> _TASK TO CARRY OUT_
Pick out each line in the records that contains the string "heading" and copy those lines.

----- WORKING DATA -----

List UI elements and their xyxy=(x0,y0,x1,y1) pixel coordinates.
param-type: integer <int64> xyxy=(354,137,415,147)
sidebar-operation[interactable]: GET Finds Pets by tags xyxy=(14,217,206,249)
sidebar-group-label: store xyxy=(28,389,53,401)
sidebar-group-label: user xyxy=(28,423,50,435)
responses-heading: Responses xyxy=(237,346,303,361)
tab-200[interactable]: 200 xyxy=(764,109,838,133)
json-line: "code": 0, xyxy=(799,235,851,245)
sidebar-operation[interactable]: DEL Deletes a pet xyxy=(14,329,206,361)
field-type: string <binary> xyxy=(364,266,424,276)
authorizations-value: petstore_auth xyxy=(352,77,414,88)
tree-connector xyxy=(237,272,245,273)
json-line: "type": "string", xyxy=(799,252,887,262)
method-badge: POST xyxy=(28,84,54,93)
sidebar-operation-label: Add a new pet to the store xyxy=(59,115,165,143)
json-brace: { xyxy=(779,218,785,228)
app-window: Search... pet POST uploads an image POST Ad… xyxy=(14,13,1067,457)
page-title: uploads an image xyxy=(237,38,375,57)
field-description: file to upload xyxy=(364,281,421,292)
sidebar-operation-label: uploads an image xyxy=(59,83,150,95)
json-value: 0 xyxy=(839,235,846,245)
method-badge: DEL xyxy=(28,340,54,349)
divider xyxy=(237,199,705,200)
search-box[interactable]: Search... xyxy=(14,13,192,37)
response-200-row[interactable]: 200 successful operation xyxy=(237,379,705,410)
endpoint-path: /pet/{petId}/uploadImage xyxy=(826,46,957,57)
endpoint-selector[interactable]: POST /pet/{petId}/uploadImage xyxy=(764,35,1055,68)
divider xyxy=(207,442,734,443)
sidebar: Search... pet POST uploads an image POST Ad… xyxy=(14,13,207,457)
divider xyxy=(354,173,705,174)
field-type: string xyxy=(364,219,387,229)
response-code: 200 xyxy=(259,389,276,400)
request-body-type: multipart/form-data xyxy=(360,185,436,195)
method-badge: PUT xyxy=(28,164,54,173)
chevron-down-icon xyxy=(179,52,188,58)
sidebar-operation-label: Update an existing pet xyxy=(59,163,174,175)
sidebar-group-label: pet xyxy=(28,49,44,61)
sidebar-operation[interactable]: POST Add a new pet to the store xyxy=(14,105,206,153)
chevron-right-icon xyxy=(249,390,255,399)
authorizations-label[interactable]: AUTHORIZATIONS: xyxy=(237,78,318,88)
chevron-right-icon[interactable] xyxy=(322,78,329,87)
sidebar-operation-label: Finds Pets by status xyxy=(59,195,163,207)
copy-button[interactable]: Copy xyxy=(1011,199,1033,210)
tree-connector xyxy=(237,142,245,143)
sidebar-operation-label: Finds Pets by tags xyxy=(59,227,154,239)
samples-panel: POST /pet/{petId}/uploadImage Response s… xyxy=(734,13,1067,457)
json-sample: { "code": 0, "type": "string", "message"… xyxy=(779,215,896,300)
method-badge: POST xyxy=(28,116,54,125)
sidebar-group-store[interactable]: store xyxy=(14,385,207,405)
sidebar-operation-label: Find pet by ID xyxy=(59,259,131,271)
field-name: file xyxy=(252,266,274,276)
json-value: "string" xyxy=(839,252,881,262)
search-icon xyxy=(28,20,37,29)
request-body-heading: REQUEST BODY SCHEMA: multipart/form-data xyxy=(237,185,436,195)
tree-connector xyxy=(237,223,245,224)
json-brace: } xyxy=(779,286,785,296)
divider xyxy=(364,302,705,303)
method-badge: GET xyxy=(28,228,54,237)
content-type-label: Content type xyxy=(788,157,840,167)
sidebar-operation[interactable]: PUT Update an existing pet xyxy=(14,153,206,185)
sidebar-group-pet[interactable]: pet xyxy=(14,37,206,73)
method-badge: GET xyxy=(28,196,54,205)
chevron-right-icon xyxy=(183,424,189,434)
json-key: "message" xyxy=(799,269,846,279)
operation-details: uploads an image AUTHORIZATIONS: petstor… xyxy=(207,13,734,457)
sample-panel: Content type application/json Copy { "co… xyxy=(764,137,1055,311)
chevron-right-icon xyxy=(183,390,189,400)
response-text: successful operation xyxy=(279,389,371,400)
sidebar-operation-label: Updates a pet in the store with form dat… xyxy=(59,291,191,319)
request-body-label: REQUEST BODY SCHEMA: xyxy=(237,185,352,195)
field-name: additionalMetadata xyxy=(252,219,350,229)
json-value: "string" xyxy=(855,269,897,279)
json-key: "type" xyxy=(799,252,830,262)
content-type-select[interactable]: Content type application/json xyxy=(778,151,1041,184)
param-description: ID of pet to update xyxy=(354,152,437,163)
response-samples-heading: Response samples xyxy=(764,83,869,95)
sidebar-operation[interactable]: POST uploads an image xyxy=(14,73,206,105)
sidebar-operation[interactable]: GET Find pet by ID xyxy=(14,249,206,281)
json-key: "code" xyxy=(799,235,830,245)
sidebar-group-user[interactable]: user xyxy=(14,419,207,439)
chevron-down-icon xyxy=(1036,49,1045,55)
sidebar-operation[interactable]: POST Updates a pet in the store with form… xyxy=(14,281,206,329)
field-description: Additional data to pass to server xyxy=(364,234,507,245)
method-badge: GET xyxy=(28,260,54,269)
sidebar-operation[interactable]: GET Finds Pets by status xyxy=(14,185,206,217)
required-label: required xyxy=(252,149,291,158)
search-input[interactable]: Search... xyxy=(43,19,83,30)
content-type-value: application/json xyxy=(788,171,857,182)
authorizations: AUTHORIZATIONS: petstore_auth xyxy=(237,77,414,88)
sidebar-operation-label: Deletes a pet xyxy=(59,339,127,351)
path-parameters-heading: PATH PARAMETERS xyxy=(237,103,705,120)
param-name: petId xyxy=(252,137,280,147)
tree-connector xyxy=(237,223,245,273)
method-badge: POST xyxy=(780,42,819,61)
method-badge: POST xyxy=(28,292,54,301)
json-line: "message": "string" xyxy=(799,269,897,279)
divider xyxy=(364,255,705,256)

-----

> _TASK RESULT_
responses-heading: Responses xyxy=(237,346,303,361)
request-body-heading: REQUEST BODY SCHEMA: multipart/form-data xyxy=(237,185,436,195)
response-samples-heading: Response samples xyxy=(764,83,869,95)
path-parameters-heading: PATH PARAMETERS xyxy=(237,103,705,120)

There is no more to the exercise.